--- start of DATA FOR THIS EXERCISE ---

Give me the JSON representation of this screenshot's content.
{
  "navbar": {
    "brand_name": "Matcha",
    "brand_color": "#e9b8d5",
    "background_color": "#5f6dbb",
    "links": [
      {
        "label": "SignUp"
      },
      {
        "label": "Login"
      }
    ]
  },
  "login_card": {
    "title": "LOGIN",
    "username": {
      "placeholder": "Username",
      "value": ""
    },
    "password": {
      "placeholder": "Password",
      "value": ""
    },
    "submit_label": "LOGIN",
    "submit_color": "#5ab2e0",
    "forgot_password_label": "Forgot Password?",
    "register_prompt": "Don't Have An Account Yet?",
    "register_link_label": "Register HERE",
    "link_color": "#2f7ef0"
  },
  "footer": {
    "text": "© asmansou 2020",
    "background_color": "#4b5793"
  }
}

--- end of DATA FOR THIS EXERCISE ---

### PROBLEM
Set down the material above again, word for word.

### RESULT BELOW
Give me the JSON representation of this screenshot's content.
{
  "navbar": {
    "brand_name": "Matcha",
    "brand_color": "#e9b8d5",
    "background_color": "#5f6dbb",
    "links": [
      {
        "label": "SignUp"
      },
      {
        "label": "Login"
      }
    ]
  },
  "login_card": {
    "title": "LOGIN",
    "username": {
      "placeholder": "Username",
      "value": ""
    },
    "password": {
      "placeholder": "Password",
      "value": ""
    },
    "submit_label": "LOGIN",
    "submit_color": "#5ab2e0",
    "forgot_password_label": "Forgot Password?",
    "register_prompt": "Don't Have An Account Yet?",
    "register_link_label": "Register HERE",
    "link_color": "#2f7ef0"
  },
  "footer": {
    "text": "© asmansou 2020",
    "background_color": "#4b5793"
  }
}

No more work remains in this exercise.